[BEGIN Material]

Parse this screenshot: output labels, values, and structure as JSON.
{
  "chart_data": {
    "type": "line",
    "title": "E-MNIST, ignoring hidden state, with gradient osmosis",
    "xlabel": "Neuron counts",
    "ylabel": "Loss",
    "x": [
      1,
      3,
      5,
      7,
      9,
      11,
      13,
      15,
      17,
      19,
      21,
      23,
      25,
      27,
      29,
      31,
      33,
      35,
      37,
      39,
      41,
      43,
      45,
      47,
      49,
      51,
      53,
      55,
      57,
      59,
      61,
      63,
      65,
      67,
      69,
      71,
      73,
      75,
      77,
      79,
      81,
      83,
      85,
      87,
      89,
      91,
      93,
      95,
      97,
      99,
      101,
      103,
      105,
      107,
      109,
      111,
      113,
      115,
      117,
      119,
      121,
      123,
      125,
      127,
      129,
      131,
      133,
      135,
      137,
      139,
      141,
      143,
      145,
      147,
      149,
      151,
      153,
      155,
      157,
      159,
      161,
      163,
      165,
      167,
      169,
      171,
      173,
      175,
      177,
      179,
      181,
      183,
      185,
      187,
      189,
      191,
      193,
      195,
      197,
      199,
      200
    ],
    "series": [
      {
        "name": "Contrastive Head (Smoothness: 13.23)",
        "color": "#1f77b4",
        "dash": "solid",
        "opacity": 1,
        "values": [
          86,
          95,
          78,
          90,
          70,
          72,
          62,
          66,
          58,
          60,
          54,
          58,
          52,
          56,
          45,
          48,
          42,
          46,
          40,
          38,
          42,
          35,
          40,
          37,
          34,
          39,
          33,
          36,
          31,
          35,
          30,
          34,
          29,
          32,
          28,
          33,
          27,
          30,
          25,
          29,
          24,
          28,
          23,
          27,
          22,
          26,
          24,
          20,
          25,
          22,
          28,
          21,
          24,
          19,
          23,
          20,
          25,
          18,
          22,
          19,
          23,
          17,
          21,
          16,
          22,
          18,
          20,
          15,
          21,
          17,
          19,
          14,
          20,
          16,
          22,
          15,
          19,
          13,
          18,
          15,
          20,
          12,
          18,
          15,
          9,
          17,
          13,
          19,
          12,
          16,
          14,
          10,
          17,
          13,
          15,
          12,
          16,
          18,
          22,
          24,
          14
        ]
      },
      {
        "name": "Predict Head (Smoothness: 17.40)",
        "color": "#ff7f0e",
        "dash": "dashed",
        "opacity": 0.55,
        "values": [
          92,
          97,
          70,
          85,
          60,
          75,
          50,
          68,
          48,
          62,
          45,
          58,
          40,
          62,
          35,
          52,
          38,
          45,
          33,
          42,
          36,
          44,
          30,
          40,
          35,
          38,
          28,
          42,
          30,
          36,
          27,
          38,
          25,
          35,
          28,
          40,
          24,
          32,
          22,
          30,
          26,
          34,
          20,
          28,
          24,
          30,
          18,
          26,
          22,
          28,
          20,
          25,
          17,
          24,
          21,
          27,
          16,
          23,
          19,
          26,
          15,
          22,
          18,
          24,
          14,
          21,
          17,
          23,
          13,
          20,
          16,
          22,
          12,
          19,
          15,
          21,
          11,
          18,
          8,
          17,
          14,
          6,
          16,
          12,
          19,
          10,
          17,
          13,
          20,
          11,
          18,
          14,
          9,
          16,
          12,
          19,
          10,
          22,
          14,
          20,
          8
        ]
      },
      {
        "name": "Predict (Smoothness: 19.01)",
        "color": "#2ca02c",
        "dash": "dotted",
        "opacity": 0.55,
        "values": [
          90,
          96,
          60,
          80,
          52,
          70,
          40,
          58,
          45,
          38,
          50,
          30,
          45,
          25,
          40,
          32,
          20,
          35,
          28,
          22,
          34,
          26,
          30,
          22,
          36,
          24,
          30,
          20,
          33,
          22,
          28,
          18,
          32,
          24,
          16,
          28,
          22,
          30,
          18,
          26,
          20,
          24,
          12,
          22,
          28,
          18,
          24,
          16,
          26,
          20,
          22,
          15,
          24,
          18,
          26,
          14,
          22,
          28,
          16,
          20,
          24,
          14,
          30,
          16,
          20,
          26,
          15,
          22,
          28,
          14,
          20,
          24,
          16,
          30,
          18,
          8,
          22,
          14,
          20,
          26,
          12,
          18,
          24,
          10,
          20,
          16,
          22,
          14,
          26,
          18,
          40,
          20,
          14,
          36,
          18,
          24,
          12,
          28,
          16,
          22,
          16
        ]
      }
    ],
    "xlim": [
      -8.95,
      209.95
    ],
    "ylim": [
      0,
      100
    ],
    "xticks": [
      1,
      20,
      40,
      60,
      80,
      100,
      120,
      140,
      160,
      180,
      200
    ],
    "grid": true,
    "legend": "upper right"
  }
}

[END Material]

Do this: Look above for lines with the word "color" and copy them all.

Solution for this task:
        "color": "#1f77b4",
        "color": "#ff7f0e",
        "color": "#2ca02c",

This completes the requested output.